* **WHAT THE TASK REQUIRES**
Go through the lines below and copy each one that holds the string "Akrafjall".
## BEGIN DATA SECTION
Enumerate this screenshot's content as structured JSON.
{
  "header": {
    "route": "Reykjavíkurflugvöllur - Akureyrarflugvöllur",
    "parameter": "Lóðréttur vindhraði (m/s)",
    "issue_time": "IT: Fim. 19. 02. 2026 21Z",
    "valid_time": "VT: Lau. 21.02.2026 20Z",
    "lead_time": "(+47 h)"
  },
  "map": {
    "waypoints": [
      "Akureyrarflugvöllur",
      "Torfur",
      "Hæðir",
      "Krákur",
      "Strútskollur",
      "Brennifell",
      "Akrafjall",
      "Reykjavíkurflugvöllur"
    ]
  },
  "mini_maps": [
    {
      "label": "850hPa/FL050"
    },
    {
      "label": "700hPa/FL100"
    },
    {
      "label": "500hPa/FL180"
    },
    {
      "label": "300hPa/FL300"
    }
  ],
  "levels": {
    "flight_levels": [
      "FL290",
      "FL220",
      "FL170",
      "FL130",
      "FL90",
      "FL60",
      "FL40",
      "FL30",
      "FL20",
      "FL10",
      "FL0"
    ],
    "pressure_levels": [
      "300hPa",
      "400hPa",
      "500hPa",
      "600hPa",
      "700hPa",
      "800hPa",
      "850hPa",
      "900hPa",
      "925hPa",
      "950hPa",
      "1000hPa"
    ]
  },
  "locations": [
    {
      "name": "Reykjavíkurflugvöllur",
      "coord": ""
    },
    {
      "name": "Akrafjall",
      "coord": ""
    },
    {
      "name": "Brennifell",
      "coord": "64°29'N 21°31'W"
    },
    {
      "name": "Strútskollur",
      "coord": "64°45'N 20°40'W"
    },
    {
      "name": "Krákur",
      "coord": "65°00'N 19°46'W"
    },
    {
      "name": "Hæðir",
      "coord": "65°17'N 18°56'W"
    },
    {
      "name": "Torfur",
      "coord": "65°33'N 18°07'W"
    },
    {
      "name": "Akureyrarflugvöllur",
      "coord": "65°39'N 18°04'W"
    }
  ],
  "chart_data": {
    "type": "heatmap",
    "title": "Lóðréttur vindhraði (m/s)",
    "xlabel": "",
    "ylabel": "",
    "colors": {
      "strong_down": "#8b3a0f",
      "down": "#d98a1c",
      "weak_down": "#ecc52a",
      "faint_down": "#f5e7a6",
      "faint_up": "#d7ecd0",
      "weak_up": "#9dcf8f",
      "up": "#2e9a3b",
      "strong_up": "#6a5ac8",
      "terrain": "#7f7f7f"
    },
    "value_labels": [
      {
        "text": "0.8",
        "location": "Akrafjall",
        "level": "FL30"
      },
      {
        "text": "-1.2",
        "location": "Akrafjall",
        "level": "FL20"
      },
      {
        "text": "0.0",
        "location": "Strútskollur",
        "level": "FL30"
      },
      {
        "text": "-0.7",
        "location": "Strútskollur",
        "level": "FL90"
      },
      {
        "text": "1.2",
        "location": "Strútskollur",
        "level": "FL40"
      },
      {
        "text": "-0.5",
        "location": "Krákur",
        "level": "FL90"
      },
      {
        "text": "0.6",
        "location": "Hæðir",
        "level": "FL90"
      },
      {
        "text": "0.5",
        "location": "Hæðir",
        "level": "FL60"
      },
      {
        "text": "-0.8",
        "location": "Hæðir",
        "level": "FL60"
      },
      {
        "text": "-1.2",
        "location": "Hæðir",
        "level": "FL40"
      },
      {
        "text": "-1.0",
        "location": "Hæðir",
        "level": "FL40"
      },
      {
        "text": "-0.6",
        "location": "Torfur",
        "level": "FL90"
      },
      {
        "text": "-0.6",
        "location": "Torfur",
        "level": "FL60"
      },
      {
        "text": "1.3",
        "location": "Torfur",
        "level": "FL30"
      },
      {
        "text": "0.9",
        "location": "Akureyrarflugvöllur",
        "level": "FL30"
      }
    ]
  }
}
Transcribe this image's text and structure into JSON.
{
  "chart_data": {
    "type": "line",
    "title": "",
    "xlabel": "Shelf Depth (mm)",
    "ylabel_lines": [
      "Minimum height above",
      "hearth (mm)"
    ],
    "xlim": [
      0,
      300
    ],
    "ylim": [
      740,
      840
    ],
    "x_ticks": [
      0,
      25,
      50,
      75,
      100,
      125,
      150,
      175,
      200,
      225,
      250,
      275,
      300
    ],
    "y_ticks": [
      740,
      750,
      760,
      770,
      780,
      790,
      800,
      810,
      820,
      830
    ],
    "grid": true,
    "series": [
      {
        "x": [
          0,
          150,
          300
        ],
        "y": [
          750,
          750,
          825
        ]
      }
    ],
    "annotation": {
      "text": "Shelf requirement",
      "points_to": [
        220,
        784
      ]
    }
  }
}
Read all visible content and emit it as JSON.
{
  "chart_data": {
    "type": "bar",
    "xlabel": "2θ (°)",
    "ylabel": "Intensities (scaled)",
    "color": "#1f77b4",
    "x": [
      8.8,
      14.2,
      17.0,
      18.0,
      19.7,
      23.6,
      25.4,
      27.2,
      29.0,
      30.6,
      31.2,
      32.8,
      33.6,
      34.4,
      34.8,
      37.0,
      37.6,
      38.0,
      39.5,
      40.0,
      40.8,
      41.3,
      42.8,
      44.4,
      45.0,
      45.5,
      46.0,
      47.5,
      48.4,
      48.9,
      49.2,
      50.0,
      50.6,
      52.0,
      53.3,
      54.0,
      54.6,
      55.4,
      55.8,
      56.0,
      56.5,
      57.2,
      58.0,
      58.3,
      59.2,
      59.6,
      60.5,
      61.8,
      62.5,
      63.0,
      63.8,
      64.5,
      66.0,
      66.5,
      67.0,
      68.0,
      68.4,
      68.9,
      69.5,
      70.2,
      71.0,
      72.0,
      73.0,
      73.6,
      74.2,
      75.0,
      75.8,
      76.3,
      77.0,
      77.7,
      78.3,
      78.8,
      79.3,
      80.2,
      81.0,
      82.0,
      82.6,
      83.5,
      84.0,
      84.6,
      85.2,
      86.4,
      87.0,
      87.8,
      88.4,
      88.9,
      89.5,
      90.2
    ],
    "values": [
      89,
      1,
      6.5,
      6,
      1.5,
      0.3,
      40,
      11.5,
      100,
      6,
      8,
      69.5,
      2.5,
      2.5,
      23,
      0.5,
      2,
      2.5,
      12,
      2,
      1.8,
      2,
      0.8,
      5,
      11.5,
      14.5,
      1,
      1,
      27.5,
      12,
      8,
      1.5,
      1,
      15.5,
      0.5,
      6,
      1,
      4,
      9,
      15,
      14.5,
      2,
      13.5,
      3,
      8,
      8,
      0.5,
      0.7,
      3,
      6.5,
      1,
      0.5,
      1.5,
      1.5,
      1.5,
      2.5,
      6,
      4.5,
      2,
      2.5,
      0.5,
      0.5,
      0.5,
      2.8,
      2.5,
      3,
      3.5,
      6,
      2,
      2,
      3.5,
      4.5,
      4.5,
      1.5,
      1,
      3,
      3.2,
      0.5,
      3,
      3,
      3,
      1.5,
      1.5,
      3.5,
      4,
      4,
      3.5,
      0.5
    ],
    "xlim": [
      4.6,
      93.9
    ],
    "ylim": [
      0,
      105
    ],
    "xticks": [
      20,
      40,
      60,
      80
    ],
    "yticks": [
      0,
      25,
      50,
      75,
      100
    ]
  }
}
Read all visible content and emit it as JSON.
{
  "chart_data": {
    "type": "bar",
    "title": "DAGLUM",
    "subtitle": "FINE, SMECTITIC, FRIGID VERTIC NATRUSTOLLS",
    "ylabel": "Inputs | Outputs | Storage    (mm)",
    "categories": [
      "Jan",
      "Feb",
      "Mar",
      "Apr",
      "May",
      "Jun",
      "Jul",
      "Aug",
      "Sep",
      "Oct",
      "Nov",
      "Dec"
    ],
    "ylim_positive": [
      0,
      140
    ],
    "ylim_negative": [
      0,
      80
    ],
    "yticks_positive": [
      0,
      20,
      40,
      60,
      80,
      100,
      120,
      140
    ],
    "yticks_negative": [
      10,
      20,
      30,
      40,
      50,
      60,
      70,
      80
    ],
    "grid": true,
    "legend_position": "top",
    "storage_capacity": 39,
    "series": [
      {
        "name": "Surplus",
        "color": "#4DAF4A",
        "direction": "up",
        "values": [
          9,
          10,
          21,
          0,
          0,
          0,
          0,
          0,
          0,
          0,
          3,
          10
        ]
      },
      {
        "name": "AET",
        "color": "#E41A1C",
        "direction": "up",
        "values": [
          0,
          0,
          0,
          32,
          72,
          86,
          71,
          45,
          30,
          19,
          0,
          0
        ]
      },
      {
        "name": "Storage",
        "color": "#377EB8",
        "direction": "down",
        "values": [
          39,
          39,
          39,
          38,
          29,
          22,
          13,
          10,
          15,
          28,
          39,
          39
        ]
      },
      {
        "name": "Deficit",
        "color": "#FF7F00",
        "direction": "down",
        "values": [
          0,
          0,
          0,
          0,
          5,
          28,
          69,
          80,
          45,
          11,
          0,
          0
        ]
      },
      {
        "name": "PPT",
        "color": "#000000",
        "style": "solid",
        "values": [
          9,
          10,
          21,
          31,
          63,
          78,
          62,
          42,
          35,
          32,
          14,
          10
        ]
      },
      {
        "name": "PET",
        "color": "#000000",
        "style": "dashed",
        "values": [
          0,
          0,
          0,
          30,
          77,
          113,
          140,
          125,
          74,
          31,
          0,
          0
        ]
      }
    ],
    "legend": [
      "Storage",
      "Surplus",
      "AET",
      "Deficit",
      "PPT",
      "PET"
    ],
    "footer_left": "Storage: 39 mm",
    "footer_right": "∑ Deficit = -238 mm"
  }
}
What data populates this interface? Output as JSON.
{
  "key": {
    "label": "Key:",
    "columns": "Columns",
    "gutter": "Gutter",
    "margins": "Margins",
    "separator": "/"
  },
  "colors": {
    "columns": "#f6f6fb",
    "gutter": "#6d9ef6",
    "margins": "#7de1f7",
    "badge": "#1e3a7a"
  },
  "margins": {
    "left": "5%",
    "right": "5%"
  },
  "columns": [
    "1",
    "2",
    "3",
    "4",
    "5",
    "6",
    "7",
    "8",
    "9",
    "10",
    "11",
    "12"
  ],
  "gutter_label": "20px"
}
## END DATA SECTION
* **SOLUTION TO THIS TASK**
      "Akrafjall",
      "name": "Akrafjall",
        "location": "Akrafjall",
        "location": "Akrafjall",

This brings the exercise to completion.